• [REQUIREMENTS]: Keep only those lines of the records that include the string "Coloring".
* start SOURCE MATERIAL *
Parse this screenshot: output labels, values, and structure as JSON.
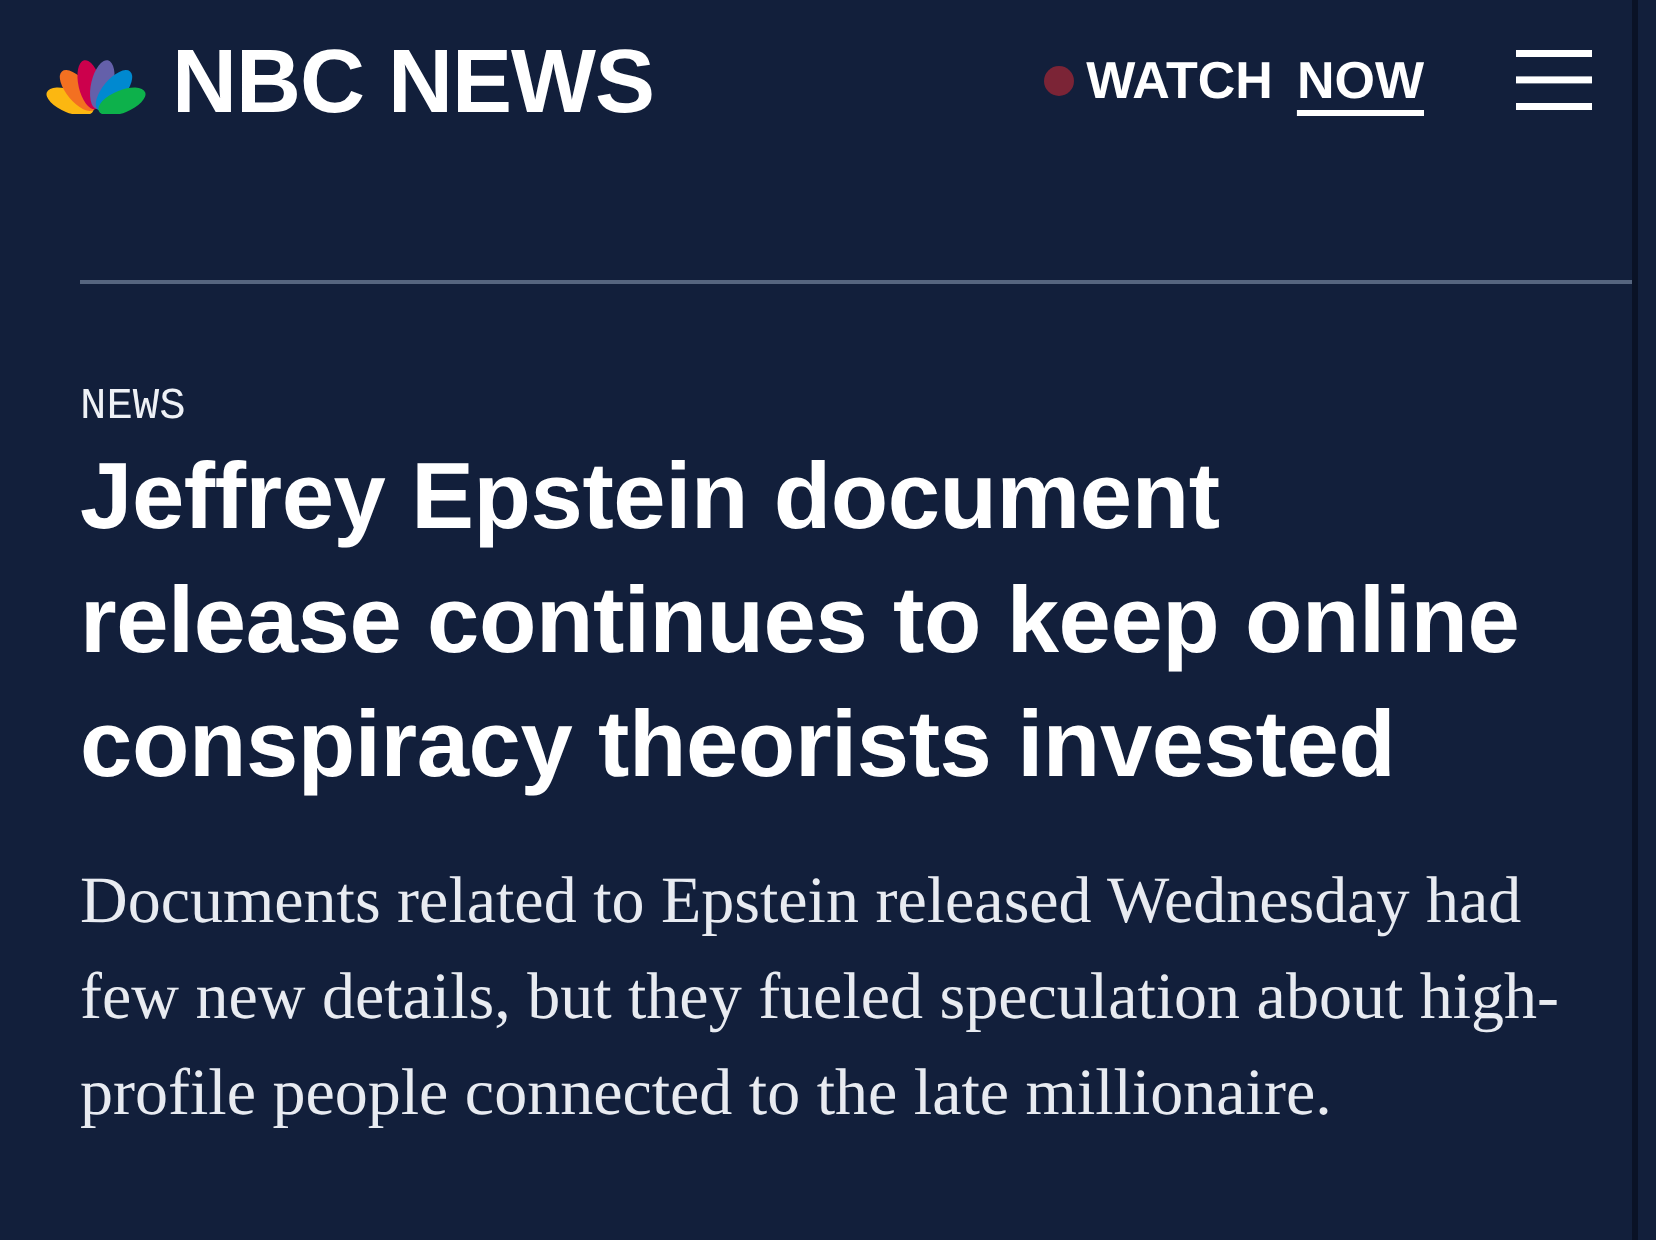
{
  "header": {
    "logo": "NBC NEWS",
    "watch_link": {
      "label": "WATCH",
      "underlined": "NOW"
    }
  },
  "article": {
    "section": "NEWS",
    "headline": "Jeffrey Epstein document release continues to keep online conspiracy theorists invested",
    "summary": "Documents related to Epstein released Wednesday had few new details, but they fueled speculation about high-profile people connected to the late millionaire."
  }
}
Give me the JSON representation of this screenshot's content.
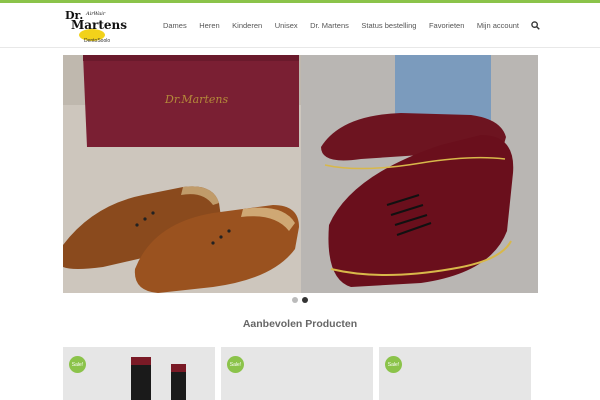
{
  "brand": {
    "logo_line1": "Dr.",
    "logo_line2": "AirWair",
    "logo_line3": "Martens",
    "logo_sub": "DentoSoolo"
  },
  "nav": {
    "items": [
      "Dames",
      "Heren",
      "Kinderen",
      "Unisex",
      "Dr. Martens",
      "Status bestelling",
      "Favorieten",
      "Mijn account"
    ],
    "search_icon": "search-icon"
  },
  "slider": {
    "dots": 2,
    "active_dot": 2
  },
  "section": {
    "title": "Aanbevolen Producten"
  },
  "products": [
    {
      "badge": "Sale!"
    },
    {
      "badge": "Sale!"
    },
    {
      "badge": "Sale!"
    }
  ],
  "colors": {
    "accent": "#8bc34a",
    "nav_text": "#555555",
    "card_bg": "#e6e6e6"
  }
}
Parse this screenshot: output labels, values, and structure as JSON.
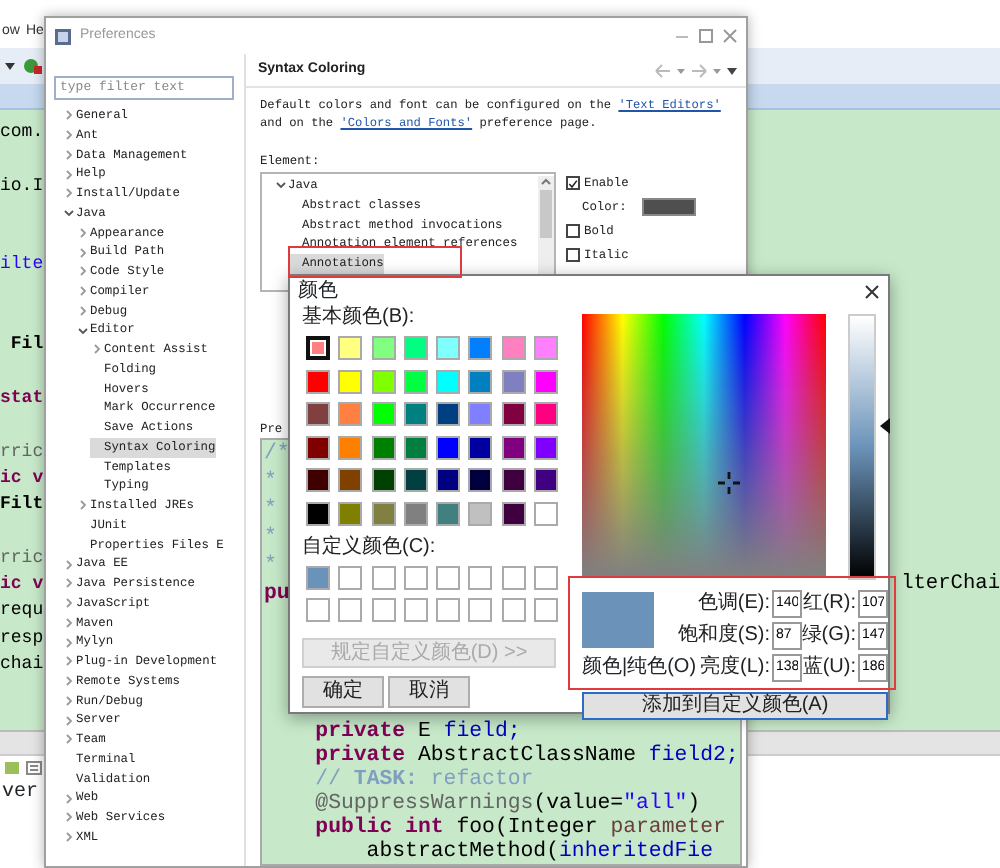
{
  "ide": {
    "menu": [
      {
        "label": "ow"
      },
      {
        "label": "He"
      }
    ],
    "editor_rows": [
      {
        "left": {
          "text": "com.",
          "kind": "plain"
        }
      },
      {},
      {
        "left": {
          "text": "io.I",
          "kind": "plain"
        }
      },
      {},
      {},
      {
        "left": {
          "text": "ilte",
          "kind": "string"
        }
      },
      {},
      {},
      {
        "left": {
          "text": " Fil",
          "kind": "bold"
        }
      },
      {},
      {
        "left": {
          "text": "stat",
          "kind": "keyword"
        }
      },
      {},
      {
        "left": {
          "text": "rric",
          "kind": "annotation"
        }
      },
      {
        "left": {
          "text": "ic v",
          "kind": "keyword"
        }
      },
      {
        "left": {
          "text": "Filt",
          "kind": "bold"
        }
      },
      {},
      {
        "left": {
          "text": "rric",
          "kind": "annotation"
        }
      },
      {
        "left": {
          "text": "ic v",
          "kind": "keyword"
        },
        "right": {
          "text": "lterChai",
          "kind": "plain"
        }
      },
      {
        "left": {
          "text": "requ",
          "kind": "plain"
        }
      },
      {
        "left": {
          "text": "resp",
          "kind": "plain"
        }
      },
      {
        "left": {
          "text": "chai",
          "kind": "plain"
        }
      }
    ],
    "console_text": "ver"
  },
  "preferences": {
    "title": "Preferences",
    "filter_placeholder": "type filter text",
    "tree": [
      {
        "label": "General",
        "expanded": false,
        "selected": false
      },
      {
        "label": "Ant",
        "expanded": false,
        "selected": false
      },
      {
        "label": "Data Management",
        "expanded": false,
        "selected": false
      },
      {
        "label": "Help",
        "expanded": false,
        "selected": false
      },
      {
        "label": "Install/Update",
        "expanded": false,
        "selected": false
      },
      {
        "label": "Java",
        "expanded": true,
        "selected": false,
        "children": [
          {
            "label": "Appearance",
            "expanded": false,
            "selected": false
          },
          {
            "label": "Build Path",
            "expanded": false,
            "selected": false
          },
          {
            "label": "Code Style",
            "expanded": false,
            "selected": false
          },
          {
            "label": "Compiler",
            "expanded": false,
            "selected": false
          },
          {
            "label": "Debug",
            "expanded": false,
            "selected": false
          },
          {
            "label": "Editor",
            "expanded": true,
            "selected": false,
            "children": [
              {
                "label": "Content Assist",
                "expanded": false,
                "selected": false
              },
              {
                "label": "Folding",
                "selected": false
              },
              {
                "label": "Hovers",
                "selected": false
              },
              {
                "label": "Mark Occurrence",
                "selected": false
              },
              {
                "label": "Save Actions",
                "selected": false
              },
              {
                "label": "Syntax Coloring",
                "selected": true
              },
              {
                "label": "Templates",
                "selected": false
              },
              {
                "label": "Typing",
                "selected": false
              }
            ]
          },
          {
            "label": "Installed JREs",
            "expanded": false,
            "selected": false
          },
          {
            "label": "JUnit",
            "selected": false
          },
          {
            "label": "Properties Files E",
            "selected": false
          }
        ]
      },
      {
        "label": "Java EE",
        "expanded": false,
        "selected": false
      },
      {
        "label": "Java Persistence",
        "expanded": false,
        "selected": false
      },
      {
        "label": "JavaScript",
        "expanded": false,
        "selected": false
      },
      {
        "label": "Maven",
        "expanded": false,
        "selected": false
      },
      {
        "label": "Mylyn",
        "expanded": false,
        "selected": false
      },
      {
        "label": "Plug-in Development",
        "expanded": false,
        "selected": false
      },
      {
        "label": "Remote Systems",
        "expanded": false,
        "selected": false
      },
      {
        "label": "Run/Debug",
        "expanded": false,
        "selected": false
      },
      {
        "label": "Server",
        "expanded": false,
        "selected": false
      },
      {
        "label": "Team",
        "expanded": false,
        "selected": false
      },
      {
        "label": "Terminal",
        "selected": false
      },
      {
        "label": "Validation",
        "selected": false
      },
      {
        "label": "Web",
        "expanded": false,
        "selected": false
      },
      {
        "label": "Web Services",
        "expanded": false,
        "selected": false
      },
      {
        "label": "XML",
        "expanded": false,
        "selected": false
      }
    ],
    "page_title": "Syntax Coloring",
    "description": [
      {
        "kind": "text",
        "text": "Default colors and font can be configured on the "
      },
      {
        "kind": "link",
        "text": "'Text Editors'"
      },
      {
        "kind": "text",
        "text": " and on the "
      },
      {
        "kind": "link",
        "text": "'Colors and Fonts'"
      },
      {
        "kind": "text",
        "text": " preference page."
      }
    ],
    "element_label": "Element:",
    "elements": [
      {
        "label": "Java",
        "expanded": true,
        "selected": false,
        "children": [
          {
            "label": "Abstract classes",
            "selected": false
          },
          {
            "label": "Abstract method invocations",
            "selected": false
          },
          {
            "label": "Annotation element references",
            "selected": false
          },
          {
            "label": "Annotations",
            "selected": true
          }
        ]
      }
    ],
    "options": [
      {
        "kind": "checkbox",
        "label": "Enable",
        "checked": true
      },
      {
        "kind": "color",
        "label": "Color:",
        "color": "#4f4f4f"
      },
      {
        "kind": "checkbox",
        "label": "Bold",
        "checked": false
      },
      {
        "kind": "checkbox",
        "label": "Italic",
        "checked": false
      }
    ],
    "preview_label": "Pre",
    "preview_top": [
      [
        {
          "text": "/*",
          "kind": "comment"
        }
      ],
      [
        {
          "text": "*",
          "kind": "comment"
        }
      ],
      [
        {
          "text": "*",
          "kind": "comment"
        }
      ],
      [
        {
          "text": "*",
          "kind": "comment"
        }
      ],
      [
        {
          "text": "*",
          "kind": "comment"
        }
      ],
      [
        {
          "text": "pu",
          "kind": "keyword"
        }
      ]
    ],
    "preview_bottom": [
      [
        {
          "text": "    private",
          "kind": "keyword"
        },
        {
          "text": " E ",
          "kind": "plain"
        },
        {
          "text": "field;",
          "kind": "field"
        }
      ],
      [
        {
          "text": "    private",
          "kind": "keyword"
        },
        {
          "text": " AbstractClassName ",
          "kind": "plain"
        },
        {
          "text": "field2;",
          "kind": "field"
        }
      ],
      [
        {
          "text": "    // ",
          "kind": "comment"
        },
        {
          "text": "TASK:",
          "kind": "task"
        },
        {
          "text": " refactor",
          "kind": "comment"
        }
      ],
      [
        {
          "text": "    @SuppressWarnings",
          "kind": "annotation"
        },
        {
          "text": "(value=",
          "kind": "plain"
        },
        {
          "text": "\"all\"",
          "kind": "string"
        },
        {
          "text": ")",
          "kind": "plain"
        }
      ],
      [
        {
          "text": "    public int",
          "kind": "keyword"
        },
        {
          "text": " foo(Integer ",
          "kind": "plain"
        },
        {
          "text": "parameter",
          "kind": "param"
        }
      ],
      [
        {
          "text": "        abstractMethod(",
          "kind": "plain"
        },
        {
          "text": "inheritedFie",
          "kind": "field"
        }
      ]
    ]
  },
  "color_dialog": {
    "title": "颜色",
    "basic_label": "基本颜色(B):",
    "basic_colors": [
      {
        "color": "#ff8080",
        "selected": true
      },
      {
        "color": "#ffff80",
        "selected": false
      },
      {
        "color": "#80ff80",
        "selected": false
      },
      {
        "color": "#00ff80",
        "selected": false
      },
      {
        "color": "#80ffff",
        "selected": false
      },
      {
        "color": "#0080ff",
        "selected": false
      },
      {
        "color": "#ff80c0",
        "selected": false
      },
      {
        "color": "#ff80ff",
        "selected": false
      },
      {
        "color": "#ff0000",
        "selected": false
      },
      {
        "color": "#ffff00",
        "selected": false
      },
      {
        "color": "#80ff00",
        "selected": false
      },
      {
        "color": "#00ff40",
        "selected": false
      },
      {
        "color": "#00ffff",
        "selected": false
      },
      {
        "color": "#0080c0",
        "selected": false
      },
      {
        "color": "#8080c0",
        "selected": false
      },
      {
        "color": "#ff00ff",
        "selected": false
      },
      {
        "color": "#804040",
        "selected": false
      },
      {
        "color": "#ff8040",
        "selected": false
      },
      {
        "color": "#00ff00",
        "selected": false
      },
      {
        "color": "#008080",
        "selected": false
      },
      {
        "color": "#004080",
        "selected": false
      },
      {
        "color": "#8080ff",
        "selected": false
      },
      {
        "color": "#800040",
        "selected": false
      },
      {
        "color": "#ff0080",
        "selected": false
      },
      {
        "color": "#800000",
        "selected": false
      },
      {
        "color": "#ff8000",
        "selected": false
      },
      {
        "color": "#008000",
        "selected": false
      },
      {
        "color": "#008040",
        "selected": false
      },
      {
        "color": "#0000ff",
        "selected": false
      },
      {
        "color": "#0000a0",
        "selected": false
      },
      {
        "color": "#800080",
        "selected": false
      },
      {
        "color": "#8000ff",
        "selected": false
      },
      {
        "color": "#400000",
        "selected": false
      },
      {
        "color": "#804000",
        "selected": false
      },
      {
        "color": "#004000",
        "selected": false
      },
      {
        "color": "#004040",
        "selected": false
      },
      {
        "color": "#000080",
        "selected": false
      },
      {
        "color": "#000040",
        "selected": false
      },
      {
        "color": "#400040",
        "selected": false
      },
      {
        "color": "#400080",
        "selected": false
      },
      {
        "color": "#000000",
        "selected": false
      },
      {
        "color": "#808000",
        "selected": false
      },
      {
        "color": "#808040",
        "selected": false
      },
      {
        "color": "#808080",
        "selected": false
      },
      {
        "color": "#408080",
        "selected": false
      },
      {
        "color": "#c0c0c0",
        "selected": false
      },
      {
        "color": "#400040",
        "selected": false
      },
      {
        "color": "#ffffff",
        "selected": false
      }
    ],
    "custom_label": "自定义颜色(C):",
    "custom_colors": [
      {
        "color": "#6b93ba"
      },
      {
        "color": "#ffffff"
      },
      {
        "color": "#ffffff"
      },
      {
        "color": "#ffffff"
      },
      {
        "color": "#ffffff"
      },
      {
        "color": "#ffffff"
      },
      {
        "color": "#ffffff"
      },
      {
        "color": "#ffffff"
      },
      {
        "color": "#ffffff"
      },
      {
        "color": "#ffffff"
      },
      {
        "color": "#ffffff"
      },
      {
        "color": "#ffffff"
      },
      {
        "color": "#ffffff"
      },
      {
        "color": "#ffffff"
      },
      {
        "color": "#ffffff"
      },
      {
        "color": "#ffffff"
      }
    ],
    "define_button": {
      "label": "规定自定义颜色(D) >>",
      "disabled": true
    },
    "ok_button": {
      "label": "确定"
    },
    "cancel_button": {
      "label": "取消"
    },
    "preview": {
      "color": "#6b93ba",
      "label": "颜色|纯色(O)"
    },
    "fields": [
      {
        "label": "色调(E):",
        "value": "140"
      },
      {
        "label": "红(R):",
        "value": "107"
      },
      {
        "label": "饱和度(S):",
        "value": "87"
      },
      {
        "label": "绿(G):",
        "value": "147"
      },
      {
        "label": "亮度(L):",
        "value": "138"
      },
      {
        "label": "蓝(U):",
        "value": "186"
      }
    ],
    "add_button": {
      "label": "添加到自定义颜色(A)",
      "focused": true
    }
  }
}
* end SOURCE MATERIAL *
• [TASK RESULT]:
                "label": "Syntax Coloring",
    "page_title": "Syntax Coloring",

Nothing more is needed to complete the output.